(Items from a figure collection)
-- BEGIN --
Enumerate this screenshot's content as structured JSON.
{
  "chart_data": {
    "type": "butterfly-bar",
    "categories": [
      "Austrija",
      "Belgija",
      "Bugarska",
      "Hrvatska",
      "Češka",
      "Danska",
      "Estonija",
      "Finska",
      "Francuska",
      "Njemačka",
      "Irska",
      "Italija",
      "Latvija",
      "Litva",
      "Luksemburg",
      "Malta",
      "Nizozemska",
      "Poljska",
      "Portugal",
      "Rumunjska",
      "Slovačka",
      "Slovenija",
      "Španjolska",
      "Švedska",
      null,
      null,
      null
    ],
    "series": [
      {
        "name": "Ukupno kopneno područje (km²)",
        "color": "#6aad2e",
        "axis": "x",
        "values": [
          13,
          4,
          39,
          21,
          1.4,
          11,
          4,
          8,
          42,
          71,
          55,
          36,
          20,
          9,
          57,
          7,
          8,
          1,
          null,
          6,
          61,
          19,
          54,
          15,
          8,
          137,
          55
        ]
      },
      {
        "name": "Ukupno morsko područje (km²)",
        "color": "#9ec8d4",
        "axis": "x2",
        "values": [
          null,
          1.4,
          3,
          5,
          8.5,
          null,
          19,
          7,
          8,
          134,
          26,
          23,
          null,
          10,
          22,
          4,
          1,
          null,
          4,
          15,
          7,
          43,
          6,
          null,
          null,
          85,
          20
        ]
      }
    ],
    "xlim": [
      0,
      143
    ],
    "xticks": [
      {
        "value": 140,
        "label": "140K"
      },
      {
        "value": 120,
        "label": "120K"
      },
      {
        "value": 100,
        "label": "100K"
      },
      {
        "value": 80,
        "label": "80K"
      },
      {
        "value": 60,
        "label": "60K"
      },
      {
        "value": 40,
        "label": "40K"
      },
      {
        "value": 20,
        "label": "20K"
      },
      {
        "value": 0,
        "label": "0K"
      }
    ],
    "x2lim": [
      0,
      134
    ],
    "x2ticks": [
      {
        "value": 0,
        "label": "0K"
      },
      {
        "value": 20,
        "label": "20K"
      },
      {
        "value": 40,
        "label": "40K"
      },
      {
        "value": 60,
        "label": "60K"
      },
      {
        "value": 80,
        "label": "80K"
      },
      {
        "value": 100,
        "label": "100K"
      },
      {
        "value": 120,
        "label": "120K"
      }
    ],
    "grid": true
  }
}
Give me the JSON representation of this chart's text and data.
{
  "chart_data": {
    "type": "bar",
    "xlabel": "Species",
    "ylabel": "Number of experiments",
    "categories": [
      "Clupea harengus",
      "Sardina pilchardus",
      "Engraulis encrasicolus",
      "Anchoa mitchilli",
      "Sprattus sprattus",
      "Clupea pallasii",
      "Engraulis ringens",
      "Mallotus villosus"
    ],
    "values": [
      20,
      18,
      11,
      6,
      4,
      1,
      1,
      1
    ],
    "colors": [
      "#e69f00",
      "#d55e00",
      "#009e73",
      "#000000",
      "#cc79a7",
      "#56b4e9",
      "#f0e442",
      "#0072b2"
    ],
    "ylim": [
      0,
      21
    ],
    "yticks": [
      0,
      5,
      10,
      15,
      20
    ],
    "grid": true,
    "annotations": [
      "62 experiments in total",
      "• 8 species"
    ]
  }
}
-- END --
=== Requirements ===
Counting only lines of the data above that hold "Ukupno", report the total and nothing else.

=== Result below ===
2